Records from a data source:

"""

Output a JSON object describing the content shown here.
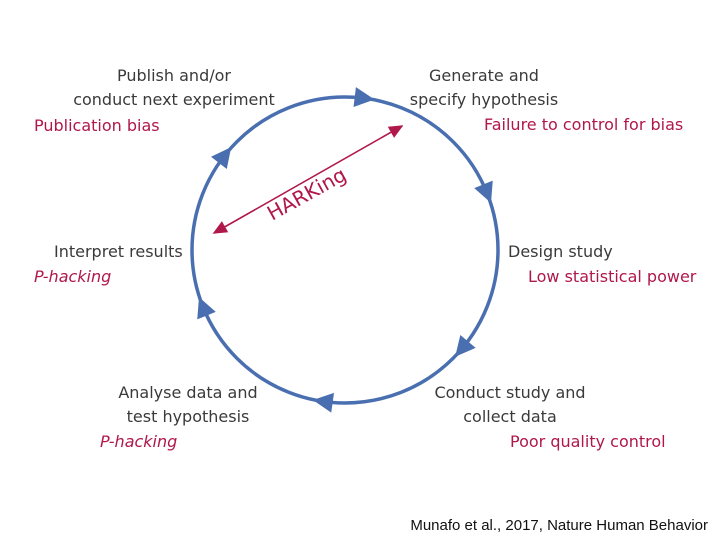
{
  "stages": {
    "generate": {
      "line1": "Generate and",
      "line2": "specify hypothesis",
      "bias": "Failure to control for bias"
    },
    "design": {
      "line1": "Design study",
      "bias": "Low statistical power"
    },
    "conduct": {
      "line1": "Conduct study and",
      "line2": "collect data",
      "bias": "Poor quality control"
    },
    "analyse": {
      "line1": "Analyse data and",
      "line2": "test hypothesis",
      "bias": "P-hacking"
    },
    "interpret": {
      "line1": "Interpret results",
      "bias": "P-hacking"
    },
    "publish": {
      "line1": "Publish and/or",
      "line2": "conduct next experiment",
      "bias": "Publication bias"
    }
  },
  "harking": "HARKing",
  "caption": "Munafo et al., 2017, Nature Human Behavior",
  "colors": {
    "cycle": "#4a6fb0",
    "bias": "#b0174a",
    "text": "#3a3a3a"
  }
}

"""

◆ **What is needed**
Copy each line from the records above that includes the string "study".

◆ **Response for this exercise**
      "line1": "Design study",
      "line1": "Conduct study and",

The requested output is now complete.